STATED EXERCISE:
Return the lines below unchanged, from the first line through the line containing "grid-button[interactable] [533,29,559,55]", including both.

>> start

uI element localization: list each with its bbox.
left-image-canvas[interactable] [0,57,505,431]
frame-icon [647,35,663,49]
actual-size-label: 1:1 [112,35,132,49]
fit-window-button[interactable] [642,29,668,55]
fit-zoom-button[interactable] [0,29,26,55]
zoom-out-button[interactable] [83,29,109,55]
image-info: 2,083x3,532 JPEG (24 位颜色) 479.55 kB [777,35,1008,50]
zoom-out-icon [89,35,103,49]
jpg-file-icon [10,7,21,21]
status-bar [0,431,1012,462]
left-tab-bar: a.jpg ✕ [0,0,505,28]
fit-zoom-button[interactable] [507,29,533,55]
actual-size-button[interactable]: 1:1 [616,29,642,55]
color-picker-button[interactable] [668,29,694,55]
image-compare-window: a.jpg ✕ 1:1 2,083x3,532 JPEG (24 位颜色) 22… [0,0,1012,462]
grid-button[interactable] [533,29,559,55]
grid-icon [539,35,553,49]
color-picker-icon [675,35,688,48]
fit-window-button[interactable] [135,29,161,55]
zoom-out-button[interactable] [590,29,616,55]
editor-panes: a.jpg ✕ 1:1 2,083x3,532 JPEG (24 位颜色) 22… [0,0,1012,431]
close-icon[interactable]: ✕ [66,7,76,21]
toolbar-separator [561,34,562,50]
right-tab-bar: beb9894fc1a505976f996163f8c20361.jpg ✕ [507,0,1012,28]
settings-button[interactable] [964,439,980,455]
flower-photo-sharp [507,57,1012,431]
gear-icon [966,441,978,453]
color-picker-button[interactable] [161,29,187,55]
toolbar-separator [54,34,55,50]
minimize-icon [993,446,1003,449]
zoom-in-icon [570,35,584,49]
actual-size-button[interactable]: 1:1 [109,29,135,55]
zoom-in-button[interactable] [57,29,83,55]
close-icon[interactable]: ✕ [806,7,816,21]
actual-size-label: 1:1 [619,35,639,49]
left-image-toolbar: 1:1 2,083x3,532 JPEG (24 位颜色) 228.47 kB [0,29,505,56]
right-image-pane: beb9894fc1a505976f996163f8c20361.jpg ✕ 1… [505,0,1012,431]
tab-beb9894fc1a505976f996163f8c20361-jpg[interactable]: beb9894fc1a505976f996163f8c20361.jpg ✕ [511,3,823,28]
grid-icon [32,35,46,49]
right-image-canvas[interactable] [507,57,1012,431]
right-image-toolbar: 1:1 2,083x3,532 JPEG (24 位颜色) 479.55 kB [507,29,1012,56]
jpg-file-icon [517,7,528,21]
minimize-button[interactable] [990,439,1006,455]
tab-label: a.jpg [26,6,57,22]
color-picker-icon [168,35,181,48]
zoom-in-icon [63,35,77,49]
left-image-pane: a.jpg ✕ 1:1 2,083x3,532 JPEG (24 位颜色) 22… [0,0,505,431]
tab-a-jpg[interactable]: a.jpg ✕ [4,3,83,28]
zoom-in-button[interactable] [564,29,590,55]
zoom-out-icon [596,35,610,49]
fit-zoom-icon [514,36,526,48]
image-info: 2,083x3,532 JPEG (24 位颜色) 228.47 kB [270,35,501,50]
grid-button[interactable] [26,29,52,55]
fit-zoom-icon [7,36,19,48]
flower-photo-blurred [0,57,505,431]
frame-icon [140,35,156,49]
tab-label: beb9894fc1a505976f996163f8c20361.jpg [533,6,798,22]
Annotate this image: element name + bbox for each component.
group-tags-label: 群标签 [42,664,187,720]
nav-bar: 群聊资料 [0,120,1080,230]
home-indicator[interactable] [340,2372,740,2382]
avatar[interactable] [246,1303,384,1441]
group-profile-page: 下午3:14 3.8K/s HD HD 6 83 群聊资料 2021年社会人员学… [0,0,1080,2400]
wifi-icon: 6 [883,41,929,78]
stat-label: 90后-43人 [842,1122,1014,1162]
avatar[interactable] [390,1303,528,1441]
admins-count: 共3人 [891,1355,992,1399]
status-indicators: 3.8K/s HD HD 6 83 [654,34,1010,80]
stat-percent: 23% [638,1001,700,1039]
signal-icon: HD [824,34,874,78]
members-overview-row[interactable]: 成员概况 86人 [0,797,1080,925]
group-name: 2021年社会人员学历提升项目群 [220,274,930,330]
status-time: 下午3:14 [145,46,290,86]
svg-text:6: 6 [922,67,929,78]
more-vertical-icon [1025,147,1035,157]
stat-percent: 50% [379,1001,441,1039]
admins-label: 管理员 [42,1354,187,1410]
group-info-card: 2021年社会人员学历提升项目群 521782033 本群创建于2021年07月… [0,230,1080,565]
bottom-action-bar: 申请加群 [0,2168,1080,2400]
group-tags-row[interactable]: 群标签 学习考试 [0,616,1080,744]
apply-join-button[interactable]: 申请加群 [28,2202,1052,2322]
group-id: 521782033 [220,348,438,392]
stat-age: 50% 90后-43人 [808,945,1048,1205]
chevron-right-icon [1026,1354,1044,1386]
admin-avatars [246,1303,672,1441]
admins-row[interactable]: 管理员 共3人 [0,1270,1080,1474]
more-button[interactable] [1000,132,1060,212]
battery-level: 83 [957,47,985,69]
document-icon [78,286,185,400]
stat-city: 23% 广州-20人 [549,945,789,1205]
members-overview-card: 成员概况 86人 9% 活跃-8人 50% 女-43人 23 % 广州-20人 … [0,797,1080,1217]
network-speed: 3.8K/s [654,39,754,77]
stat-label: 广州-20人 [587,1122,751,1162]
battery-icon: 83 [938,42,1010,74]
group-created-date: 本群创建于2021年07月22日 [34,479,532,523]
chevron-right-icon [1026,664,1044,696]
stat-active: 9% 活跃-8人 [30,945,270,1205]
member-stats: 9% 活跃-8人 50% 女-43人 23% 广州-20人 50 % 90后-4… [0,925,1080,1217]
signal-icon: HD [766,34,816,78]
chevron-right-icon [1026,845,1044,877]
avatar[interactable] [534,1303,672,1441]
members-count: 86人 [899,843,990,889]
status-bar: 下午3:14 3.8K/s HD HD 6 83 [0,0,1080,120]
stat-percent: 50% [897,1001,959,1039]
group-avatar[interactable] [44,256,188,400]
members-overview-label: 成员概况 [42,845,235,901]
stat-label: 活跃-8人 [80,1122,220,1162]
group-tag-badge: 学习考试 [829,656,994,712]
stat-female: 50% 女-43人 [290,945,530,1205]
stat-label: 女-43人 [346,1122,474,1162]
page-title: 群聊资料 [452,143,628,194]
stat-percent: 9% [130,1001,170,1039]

>> end

REPLY TO THE EXERCISE:
uI element localization: list each with its bbox.
left-image-canvas[interactable] [0,57,505,431]
frame-icon [647,35,663,49]
actual-size-label: 1:1 [112,35,132,49]
fit-window-button[interactable] [642,29,668,55]
fit-zoom-button[interactable] [0,29,26,55]
zoom-out-button[interactable] [83,29,109,55]
image-info: 2,083x3,532 JPEG (24 位颜色) 479.55 kB [777,35,1008,50]
zoom-out-icon [89,35,103,49]
jpg-file-icon [10,7,21,21]
status-bar [0,431,1012,462]
left-tab-bar: a.jpg ✕ [0,0,505,28]
fit-zoom-button[interactable] [507,29,533,55]
actual-size-button[interactable]: 1:1 [616,29,642,55]
color-picker-button[interactable] [668,29,694,55]
image-compare-window: a.jpg ✕ 1:1 2,083x3,532 JPEG (24 位颜色) 22… [0,0,1012,462]
grid-button[interactable] [533,29,559,55]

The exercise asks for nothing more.